## Dataset records
Start

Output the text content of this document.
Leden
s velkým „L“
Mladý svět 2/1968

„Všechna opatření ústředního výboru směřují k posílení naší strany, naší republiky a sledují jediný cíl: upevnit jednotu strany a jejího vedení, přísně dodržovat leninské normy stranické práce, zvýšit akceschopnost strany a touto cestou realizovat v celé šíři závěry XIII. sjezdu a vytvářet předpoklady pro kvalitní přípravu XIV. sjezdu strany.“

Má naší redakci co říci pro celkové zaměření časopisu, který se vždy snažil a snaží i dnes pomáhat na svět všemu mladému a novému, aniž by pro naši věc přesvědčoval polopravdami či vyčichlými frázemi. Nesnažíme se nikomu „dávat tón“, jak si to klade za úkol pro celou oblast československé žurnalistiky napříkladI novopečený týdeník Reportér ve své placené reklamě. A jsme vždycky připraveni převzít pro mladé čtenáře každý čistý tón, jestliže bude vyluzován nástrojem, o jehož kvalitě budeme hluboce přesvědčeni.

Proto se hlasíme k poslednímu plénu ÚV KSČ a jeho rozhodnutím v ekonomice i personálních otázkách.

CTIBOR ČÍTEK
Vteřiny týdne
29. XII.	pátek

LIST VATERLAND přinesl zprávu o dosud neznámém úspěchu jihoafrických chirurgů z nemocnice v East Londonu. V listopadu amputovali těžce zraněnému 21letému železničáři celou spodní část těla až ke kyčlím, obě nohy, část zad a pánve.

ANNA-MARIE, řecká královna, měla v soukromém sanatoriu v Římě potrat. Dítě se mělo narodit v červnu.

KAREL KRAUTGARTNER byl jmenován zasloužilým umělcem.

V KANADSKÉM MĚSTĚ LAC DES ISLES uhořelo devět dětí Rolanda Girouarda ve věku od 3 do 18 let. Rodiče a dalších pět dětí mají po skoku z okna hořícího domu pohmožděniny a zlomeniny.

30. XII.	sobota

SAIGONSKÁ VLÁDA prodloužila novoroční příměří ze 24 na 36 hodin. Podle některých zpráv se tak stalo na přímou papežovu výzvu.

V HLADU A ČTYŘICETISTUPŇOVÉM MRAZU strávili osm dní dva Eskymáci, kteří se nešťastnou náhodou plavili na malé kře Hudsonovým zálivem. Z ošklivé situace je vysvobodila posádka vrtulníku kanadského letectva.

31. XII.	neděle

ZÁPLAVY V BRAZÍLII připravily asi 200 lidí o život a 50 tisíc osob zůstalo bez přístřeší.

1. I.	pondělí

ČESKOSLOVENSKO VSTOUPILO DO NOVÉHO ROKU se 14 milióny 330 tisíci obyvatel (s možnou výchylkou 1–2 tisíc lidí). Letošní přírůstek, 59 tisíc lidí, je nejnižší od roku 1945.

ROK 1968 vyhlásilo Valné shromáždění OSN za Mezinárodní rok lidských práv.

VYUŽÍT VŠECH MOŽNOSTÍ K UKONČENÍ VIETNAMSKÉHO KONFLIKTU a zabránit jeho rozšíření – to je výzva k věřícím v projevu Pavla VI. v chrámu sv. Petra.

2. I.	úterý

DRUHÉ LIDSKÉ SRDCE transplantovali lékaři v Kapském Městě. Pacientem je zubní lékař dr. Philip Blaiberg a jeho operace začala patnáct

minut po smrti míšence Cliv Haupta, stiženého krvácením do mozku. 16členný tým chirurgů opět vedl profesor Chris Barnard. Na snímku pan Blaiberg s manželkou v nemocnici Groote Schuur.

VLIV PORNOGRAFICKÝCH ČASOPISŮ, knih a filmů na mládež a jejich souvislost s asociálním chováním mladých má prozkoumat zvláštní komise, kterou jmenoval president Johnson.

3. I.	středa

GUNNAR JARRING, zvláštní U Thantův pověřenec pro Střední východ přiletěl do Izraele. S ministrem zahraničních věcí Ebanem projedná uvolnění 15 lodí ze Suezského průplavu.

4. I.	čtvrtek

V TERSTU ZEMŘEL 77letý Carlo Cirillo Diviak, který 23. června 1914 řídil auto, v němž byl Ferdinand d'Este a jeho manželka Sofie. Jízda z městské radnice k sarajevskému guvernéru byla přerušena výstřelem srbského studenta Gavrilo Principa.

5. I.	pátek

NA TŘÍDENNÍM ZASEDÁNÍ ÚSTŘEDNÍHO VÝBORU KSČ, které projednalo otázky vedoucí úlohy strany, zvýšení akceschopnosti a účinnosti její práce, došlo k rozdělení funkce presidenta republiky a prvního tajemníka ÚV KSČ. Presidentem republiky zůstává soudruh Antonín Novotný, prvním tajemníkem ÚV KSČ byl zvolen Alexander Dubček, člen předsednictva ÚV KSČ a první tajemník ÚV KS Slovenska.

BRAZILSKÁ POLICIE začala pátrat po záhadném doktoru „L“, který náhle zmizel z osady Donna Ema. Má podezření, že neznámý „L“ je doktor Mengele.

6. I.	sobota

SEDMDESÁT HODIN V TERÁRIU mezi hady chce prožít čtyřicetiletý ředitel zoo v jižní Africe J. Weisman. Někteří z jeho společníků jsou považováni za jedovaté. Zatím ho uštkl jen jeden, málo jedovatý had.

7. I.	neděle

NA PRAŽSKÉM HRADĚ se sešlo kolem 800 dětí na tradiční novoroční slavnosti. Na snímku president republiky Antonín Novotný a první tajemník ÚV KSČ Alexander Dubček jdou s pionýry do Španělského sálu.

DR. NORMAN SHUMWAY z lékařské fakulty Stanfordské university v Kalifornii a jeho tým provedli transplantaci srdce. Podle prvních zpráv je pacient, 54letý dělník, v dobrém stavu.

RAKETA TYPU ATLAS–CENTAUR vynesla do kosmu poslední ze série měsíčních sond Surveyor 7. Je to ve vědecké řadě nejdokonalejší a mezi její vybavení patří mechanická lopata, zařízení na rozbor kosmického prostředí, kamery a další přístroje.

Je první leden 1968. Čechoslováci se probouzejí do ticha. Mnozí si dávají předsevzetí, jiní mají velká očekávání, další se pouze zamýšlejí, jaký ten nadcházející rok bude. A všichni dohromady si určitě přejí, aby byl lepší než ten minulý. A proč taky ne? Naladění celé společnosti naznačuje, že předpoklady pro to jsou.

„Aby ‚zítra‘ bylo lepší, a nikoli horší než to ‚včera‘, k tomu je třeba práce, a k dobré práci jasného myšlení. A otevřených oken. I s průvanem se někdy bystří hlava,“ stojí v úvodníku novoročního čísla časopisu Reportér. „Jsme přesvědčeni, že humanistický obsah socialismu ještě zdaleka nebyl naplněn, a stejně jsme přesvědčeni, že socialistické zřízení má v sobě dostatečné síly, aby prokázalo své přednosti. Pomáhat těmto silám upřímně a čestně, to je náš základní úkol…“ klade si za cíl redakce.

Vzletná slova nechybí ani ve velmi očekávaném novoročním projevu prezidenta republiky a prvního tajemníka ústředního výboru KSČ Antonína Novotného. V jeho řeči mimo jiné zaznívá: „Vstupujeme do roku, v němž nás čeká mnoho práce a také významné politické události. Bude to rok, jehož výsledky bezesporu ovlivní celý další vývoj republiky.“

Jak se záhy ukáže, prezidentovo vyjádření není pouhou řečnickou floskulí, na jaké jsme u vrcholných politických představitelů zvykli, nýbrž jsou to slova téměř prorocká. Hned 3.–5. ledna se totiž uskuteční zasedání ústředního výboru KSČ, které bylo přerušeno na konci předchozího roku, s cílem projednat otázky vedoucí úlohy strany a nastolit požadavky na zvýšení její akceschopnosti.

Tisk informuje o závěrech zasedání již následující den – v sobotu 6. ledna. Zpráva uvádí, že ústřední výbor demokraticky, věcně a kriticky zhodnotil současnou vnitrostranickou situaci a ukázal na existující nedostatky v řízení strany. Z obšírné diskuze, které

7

End

## Directive
The records above should be repeated in full, exactly as given.

## Solution to the problem
Output the text content of this document.
Leden
s velkým „L“
Mladý svět 2/1968

„Všechna opatření ústředního výboru směřují k posílení naší strany, naší republiky a sledují jediný cíl: upevnit jednotu strany a jejího vedení, přísně dodržovat leninské normy stranické práce, zvýšit akceschopnost strany a touto cestou realizovat v celé šíři závěry XIII. sjezdu a vytvářet předpoklady pro kvalitní přípravu XIV. sjezdu strany.“

Má naší redakci co říci pro celkové zaměření časopisu, který se vždy snažil a snaží i dnes pomáhat na svět všemu mladému a novému, aniž by pro naši věc přesvědčoval polopravdami či vyčichlými frázemi. Nesnažíme se nikomu „dávat tón“, jak si to klade za úkol pro celou oblast československé žurnalistiky napříkladI novopečený týdeník Reportér ve své placené reklamě. A jsme vždycky připraveni převzít pro mladé čtenáře každý čistý tón, jestliže bude vyluzován nástrojem, o jehož kvalitě budeme hluboce přesvědčeni.

Proto se hlasíme k poslednímu plénu ÚV KSČ a jeho rozhodnutím v ekonomice i personálních otázkách.

CTIBOR ČÍTEK
Vteřiny týdne
29. XII.	pátek

LIST VATERLAND přinesl zprávu o dosud neznámém úspěchu jihoafrických chirurgů z nemocnice v East Londonu. V listopadu amputovali těžce zraněnému 21letému železničáři celou spodní část těla až ke kyčlím, obě nohy, část zad a pánve.

ANNA-MARIE, řecká královna, měla v soukromém sanatoriu v Římě potrat. Dítě se mělo narodit v červnu.

KAREL KRAUTGARTNER byl jmenován zasloužilým umělcem.

V KANADSKÉM MĚSTĚ LAC DES ISLES uhořelo devět dětí Rolanda Girouarda ve věku od 3 do 18 let. Rodiče a dalších pět dětí mají po skoku z okna hořícího domu pohmožděniny a zlomeniny.

30. XII.	sobota

SAIGONSKÁ VLÁDA prodloužila novoroční příměří ze 24 na 36 hodin. Podle některých zpráv se tak stalo na přímou papežovu výzvu.

V HLADU A ČTYŘICETISTUPŇOVÉM MRAZU strávili osm dní dva Eskymáci, kteří se nešťastnou náhodou plavili na malé kře Hudsonovým zálivem. Z ošklivé situace je vysvobodila posádka vrtulníku kanadského letectva.

31. XII.	neděle

ZÁPLAVY V BRAZÍLII připravily asi 200 lidí o život a 50 tisíc osob zůstalo bez přístřeší.

1. I.	pondělí

ČESKOSLOVENSKO VSTOUPILO DO NOVÉHO ROKU se 14 milióny 330 tisíci obyvatel (s možnou výchylkou 1–2 tisíc lidí). Letošní přírůstek, 59 tisíc lidí, je nejnižší od roku 1945.

ROK 1968 vyhlásilo Valné shromáždění OSN za Mezinárodní rok lidských práv.

VYUŽÍT VŠECH MOŽNOSTÍ K UKONČENÍ VIETNAMSKÉHO KONFLIKTU a zabránit jeho rozšíření – to je výzva k věřícím v projevu Pavla VI. v chrámu sv. Petra.

2. I.	úterý

DRUHÉ LIDSKÉ SRDCE transplantovali lékaři v Kapském Městě. Pacientem je zubní lékař dr. Philip Blaiberg a jeho operace začala patnáct

minut po smrti míšence Cliv Haupta, stiženého krvácením do mozku. 16členný tým chirurgů opět vedl profesor Chris Barnard. Na snímku pan Blaiberg s manželkou v nemocnici Groote Schuur.

VLIV PORNOGRAFICKÝCH ČASOPISŮ, knih a filmů na mládež a jejich souvislost s asociálním chováním mladých má prozkoumat zvláštní komise, kterou jmenoval president Johnson.

3. I.	středa

GUNNAR JARRING, zvláštní U Thantův pověřenec pro Střední východ přiletěl do Izraele. S ministrem zahraničních věcí Ebanem projedná uvolnění 15 lodí ze Suezského průplavu.

4. I.	čtvrtek

V TERSTU ZEMŘEL 77letý Carlo Cirillo Diviak, který 23. června 1914 řídil auto, v němž byl Ferdinand d'Este a jeho manželka Sofie. Jízda z městské radnice k sarajevskému guvernéru byla přerušena výstřelem srbského studenta Gavrilo Principa.

5. I.	pátek

NA TŘÍDENNÍM ZASEDÁNÍ ÚSTŘEDNÍHO VÝBORU KSČ, které projednalo otázky vedoucí úlohy strany, zvýšení akceschopnosti a účinnosti její práce, došlo k rozdělení funkce presidenta republiky a prvního tajemníka ÚV KSČ. Presidentem republiky zůstává soudruh Antonín Novotný, prvním tajemníkem ÚV KSČ byl zvolen Alexander Dubček, člen předsednictva ÚV KSČ a první tajemník ÚV KS Slovenska.

BRAZILSKÁ POLICIE začala pátrat po záhadném doktoru „L“, který náhle zmizel z osady Donna Ema. Má podezření, že neznámý „L“ je doktor Mengele.

6. I.	sobota

SEDMDESÁT HODIN V TERÁRIU mezi hady chce prožít čtyřicetiletý ředitel zoo v jižní Africe J. Weisman. Někteří z jeho společníků jsou považováni za jedovaté. Zatím ho uštkl jen jeden, málo jedovatý had.

7. I.	neděle

NA PRAŽSKÉM HRADĚ se sešlo kolem 800 dětí na tradiční novoroční slavnosti. Na snímku president republiky Antonín Novotný a první tajemník ÚV KSČ Alexander Dubček jdou s pionýry do Španělského sálu.

DR. NORMAN SHUMWAY z lékařské fakulty Stanfordské university v Kalifornii a jeho tým provedli transplantaci srdce. Podle prvních zpráv je pacient, 54letý dělník, v dobrém stavu.

RAKETA TYPU ATLAS–CENTAUR vynesla do kosmu poslední ze série měsíčních sond Surveyor 7. Je to ve vědecké řadě nejdokonalejší a mezi její vybavení patří mechanická lopata, zařízení na rozbor kosmického prostředí, kamery a další přístroje.

Je první leden 1968. Čechoslováci se probouzejí do ticha. Mnozí si dávají předsevzetí, jiní mají velká očekávání, další se pouze zamýšlejí, jaký ten nadcházející rok bude. A všichni dohromady si určitě přejí, aby byl lepší než ten minulý. A proč taky ne? Naladění celé společnosti naznačuje, že předpoklady pro to jsou.

„Aby ‚zítra‘ bylo lepší, a nikoli horší než to ‚včera‘, k tomu je třeba práce, a k dobré práci jasného myšlení. A otevřených oken. I s průvanem se někdy bystří hlava,“ stojí v úvodníku novoročního čísla časopisu Reportér. „Jsme přesvědčeni, že humanistický obsah socialismu ještě zdaleka nebyl naplněn, a stejně jsme přesvědčeni, že socialistické zřízení má v sobě dostatečné síly, aby prokázalo své přednosti. Pomáhat těmto silám upřímně a čestně, to je náš základní úkol…“ klade si za cíl redakce.

Vzletná slova nechybí ani ve velmi očekávaném novoročním projevu prezidenta republiky a prvního tajemníka ústředního výboru KSČ Antonína Novotného. V jeho řeči mimo jiné zaznívá: „Vstupujeme do roku, v němž nás čeká mnoho práce a také významné politické události. Bude to rok, jehož výsledky bezesporu ovlivní celý další vývoj republiky.“

Jak se záhy ukáže, prezidentovo vyjádření není pouhou řečnickou floskulí, na jaké jsme u vrcholných politických představitelů zvykli, nýbrž jsou to slova téměř prorocká. Hned 3.–5. ledna se totiž uskuteční zasedání ústředního výboru KSČ, které bylo přerušeno na konci předchozího roku, s cílem projednat otázky vedoucí úlohy strany a nastolit požadavky na zvýšení její akceschopnosti.

Tisk informuje o závěrech zasedání již následující den – v sobotu 6. ledna. Zpráva uvádí, že ústřední výbor demokraticky, věcně a kriticky zhodnotil současnou vnitrostranickou situaci a ukázal na existující nedostatky v řízení strany. Z obšírné diskuze, které

7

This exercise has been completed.